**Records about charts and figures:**
===

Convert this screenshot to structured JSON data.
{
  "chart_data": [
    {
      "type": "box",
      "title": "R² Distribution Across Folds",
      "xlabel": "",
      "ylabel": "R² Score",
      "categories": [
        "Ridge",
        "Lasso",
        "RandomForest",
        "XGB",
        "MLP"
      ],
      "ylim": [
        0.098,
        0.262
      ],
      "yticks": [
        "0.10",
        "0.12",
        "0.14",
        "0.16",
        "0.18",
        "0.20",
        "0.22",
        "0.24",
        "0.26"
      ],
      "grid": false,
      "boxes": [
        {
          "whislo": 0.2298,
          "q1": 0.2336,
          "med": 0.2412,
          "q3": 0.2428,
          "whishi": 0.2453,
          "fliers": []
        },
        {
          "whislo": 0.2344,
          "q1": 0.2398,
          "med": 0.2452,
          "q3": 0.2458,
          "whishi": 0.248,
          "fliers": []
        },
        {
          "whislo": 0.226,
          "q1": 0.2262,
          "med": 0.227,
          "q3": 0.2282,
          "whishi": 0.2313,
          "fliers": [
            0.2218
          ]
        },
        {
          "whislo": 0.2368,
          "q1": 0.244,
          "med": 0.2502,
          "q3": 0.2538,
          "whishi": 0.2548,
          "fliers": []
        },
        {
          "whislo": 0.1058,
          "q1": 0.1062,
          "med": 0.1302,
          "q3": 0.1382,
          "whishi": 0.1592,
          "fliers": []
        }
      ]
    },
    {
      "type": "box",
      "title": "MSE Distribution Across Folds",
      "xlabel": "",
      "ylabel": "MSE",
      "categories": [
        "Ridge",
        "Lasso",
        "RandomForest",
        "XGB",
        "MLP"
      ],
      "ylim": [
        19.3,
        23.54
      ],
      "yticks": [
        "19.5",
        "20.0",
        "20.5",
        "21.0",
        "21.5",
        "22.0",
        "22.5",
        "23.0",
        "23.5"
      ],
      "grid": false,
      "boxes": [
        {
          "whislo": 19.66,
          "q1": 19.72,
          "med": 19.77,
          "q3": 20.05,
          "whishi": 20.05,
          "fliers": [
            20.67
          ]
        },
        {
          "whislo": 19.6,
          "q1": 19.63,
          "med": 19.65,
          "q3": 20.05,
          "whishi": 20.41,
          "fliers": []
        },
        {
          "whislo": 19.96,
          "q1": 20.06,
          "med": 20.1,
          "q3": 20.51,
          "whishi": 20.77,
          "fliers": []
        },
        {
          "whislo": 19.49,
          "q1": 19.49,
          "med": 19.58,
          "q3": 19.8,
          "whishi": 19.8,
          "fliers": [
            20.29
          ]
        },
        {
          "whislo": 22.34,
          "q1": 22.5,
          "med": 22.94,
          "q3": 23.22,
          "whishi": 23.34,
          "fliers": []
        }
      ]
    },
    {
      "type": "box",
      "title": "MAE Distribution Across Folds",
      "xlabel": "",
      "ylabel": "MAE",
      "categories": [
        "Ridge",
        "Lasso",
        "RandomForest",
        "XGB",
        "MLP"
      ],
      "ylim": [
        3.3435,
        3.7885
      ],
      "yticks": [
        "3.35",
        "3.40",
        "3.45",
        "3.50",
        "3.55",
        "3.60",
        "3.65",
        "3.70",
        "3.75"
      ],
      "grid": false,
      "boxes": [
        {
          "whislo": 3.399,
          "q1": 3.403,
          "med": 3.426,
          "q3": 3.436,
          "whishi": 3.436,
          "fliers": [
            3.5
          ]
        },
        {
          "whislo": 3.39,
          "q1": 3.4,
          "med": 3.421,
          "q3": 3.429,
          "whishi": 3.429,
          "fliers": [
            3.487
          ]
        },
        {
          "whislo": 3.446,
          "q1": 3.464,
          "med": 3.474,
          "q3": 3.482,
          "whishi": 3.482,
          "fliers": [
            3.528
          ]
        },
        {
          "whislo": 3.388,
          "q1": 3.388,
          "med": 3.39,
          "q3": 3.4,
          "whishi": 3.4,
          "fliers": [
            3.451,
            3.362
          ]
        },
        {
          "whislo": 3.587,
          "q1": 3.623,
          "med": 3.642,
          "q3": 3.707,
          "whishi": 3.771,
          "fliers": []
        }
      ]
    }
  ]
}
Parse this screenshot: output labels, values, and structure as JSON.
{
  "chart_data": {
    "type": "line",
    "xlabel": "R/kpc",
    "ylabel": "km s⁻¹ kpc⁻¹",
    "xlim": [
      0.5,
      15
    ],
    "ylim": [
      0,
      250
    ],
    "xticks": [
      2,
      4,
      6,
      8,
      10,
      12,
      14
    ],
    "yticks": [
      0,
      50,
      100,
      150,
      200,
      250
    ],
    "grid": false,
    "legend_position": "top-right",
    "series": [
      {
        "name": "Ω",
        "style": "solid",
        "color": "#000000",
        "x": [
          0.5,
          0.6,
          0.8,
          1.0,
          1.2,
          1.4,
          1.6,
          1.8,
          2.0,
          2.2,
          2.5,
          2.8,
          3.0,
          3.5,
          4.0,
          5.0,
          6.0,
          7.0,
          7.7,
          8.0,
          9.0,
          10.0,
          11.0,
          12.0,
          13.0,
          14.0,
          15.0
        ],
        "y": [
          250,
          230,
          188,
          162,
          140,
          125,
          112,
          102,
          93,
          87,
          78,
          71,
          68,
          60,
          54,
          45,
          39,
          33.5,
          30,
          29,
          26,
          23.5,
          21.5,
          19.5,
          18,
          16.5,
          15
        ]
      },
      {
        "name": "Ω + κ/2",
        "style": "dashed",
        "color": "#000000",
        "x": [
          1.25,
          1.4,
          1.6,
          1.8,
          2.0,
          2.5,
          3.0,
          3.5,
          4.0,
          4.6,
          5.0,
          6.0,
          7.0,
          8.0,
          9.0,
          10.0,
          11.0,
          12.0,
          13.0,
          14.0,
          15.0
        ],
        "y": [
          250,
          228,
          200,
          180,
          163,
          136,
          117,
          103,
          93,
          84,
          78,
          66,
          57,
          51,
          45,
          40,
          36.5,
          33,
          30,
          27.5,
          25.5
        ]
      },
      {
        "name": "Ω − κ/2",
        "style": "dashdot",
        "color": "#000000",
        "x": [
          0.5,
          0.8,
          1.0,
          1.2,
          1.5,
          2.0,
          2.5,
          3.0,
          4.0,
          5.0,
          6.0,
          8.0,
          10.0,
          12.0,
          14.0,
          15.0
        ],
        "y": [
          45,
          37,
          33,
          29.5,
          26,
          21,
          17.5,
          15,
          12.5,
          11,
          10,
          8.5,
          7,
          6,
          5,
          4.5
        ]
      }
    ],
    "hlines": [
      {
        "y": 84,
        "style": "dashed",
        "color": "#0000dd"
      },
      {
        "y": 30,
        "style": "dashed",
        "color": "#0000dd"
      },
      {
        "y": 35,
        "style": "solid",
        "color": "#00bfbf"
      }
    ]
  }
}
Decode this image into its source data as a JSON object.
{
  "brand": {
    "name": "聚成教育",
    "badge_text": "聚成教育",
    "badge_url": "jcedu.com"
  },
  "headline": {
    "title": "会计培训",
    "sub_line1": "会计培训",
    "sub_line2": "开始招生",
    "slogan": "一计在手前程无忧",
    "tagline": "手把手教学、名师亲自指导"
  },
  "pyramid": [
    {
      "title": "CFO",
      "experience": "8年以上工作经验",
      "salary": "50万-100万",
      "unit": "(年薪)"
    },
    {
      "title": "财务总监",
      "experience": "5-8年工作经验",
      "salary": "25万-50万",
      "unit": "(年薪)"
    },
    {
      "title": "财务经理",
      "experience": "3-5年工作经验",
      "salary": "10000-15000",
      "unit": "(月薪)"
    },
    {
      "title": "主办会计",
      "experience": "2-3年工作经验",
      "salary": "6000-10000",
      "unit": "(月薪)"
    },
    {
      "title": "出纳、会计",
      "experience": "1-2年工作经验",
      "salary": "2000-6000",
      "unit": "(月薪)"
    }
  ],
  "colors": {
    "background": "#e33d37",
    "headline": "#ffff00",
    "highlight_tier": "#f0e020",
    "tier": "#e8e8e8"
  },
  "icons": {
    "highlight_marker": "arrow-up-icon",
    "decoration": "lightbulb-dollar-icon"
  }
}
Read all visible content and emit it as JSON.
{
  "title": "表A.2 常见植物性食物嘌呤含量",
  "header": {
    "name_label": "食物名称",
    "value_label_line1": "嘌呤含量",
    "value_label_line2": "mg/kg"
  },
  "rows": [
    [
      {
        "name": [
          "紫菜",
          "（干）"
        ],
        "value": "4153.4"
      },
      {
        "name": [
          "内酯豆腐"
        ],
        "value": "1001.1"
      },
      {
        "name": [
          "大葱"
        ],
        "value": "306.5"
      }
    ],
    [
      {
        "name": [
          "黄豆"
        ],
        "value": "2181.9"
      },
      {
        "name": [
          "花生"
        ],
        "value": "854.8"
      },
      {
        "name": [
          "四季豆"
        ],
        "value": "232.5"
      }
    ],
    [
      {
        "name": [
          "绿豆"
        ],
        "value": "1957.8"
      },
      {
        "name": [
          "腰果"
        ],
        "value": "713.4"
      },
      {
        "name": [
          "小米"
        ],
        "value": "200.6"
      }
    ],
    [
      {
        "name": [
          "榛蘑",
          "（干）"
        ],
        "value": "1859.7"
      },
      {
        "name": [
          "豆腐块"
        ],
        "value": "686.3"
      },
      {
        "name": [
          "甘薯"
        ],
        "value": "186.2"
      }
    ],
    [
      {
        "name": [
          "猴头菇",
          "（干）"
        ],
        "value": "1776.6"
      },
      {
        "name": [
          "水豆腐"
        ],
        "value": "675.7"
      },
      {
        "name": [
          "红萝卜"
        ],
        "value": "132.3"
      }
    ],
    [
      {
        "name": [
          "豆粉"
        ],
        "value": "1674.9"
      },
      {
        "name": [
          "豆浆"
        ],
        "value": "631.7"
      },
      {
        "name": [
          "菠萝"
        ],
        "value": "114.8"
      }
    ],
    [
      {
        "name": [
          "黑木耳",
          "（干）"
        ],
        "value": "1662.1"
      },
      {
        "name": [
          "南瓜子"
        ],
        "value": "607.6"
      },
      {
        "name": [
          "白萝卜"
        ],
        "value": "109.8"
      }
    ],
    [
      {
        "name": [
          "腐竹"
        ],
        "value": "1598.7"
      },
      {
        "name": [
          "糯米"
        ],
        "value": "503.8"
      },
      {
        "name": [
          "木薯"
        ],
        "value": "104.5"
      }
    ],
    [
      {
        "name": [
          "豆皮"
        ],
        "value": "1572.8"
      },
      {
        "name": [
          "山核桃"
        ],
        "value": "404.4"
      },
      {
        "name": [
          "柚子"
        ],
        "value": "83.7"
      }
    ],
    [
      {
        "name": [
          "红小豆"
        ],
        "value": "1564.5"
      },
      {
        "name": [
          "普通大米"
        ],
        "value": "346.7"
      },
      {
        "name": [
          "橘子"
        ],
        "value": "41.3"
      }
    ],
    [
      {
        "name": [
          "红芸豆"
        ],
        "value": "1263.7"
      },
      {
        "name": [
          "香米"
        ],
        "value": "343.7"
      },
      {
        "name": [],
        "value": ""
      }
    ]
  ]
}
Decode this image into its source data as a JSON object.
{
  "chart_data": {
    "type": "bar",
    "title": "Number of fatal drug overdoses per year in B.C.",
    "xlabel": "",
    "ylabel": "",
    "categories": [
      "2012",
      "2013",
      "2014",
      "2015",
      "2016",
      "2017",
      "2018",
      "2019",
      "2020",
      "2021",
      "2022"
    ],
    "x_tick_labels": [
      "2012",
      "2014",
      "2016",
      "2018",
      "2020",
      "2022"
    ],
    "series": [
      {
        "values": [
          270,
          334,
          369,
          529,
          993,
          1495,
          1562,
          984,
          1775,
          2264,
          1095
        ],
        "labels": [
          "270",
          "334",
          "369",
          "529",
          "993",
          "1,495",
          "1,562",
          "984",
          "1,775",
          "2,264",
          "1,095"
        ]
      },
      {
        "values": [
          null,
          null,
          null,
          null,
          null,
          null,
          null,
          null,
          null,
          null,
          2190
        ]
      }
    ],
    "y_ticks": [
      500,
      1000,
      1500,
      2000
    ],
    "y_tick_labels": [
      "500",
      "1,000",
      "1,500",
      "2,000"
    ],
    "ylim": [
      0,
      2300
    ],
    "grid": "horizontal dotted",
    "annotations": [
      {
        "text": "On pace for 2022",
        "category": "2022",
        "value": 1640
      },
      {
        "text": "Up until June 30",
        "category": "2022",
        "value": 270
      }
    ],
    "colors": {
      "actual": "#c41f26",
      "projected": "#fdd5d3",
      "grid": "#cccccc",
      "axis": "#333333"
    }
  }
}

===

**Written instruction:** Copy each line of the records above that carries the word "title".

**Response:**
      "title": "R² Distribution Across Folds",
      "title": "MSE Distribution Across Folds",
      "title": "MAE Distribution Across Folds",
    "title": "会计培训",
      "title": "CFO",
      "title": "财务总监",
      "title": "财务经理",
      "title": "主办会计",
      "title": "出纳、会计",
  "title": "表A.2 常见植物性食物嘌呤含量",
    "title": "Number of fatal drug overdoses per year in B.C.",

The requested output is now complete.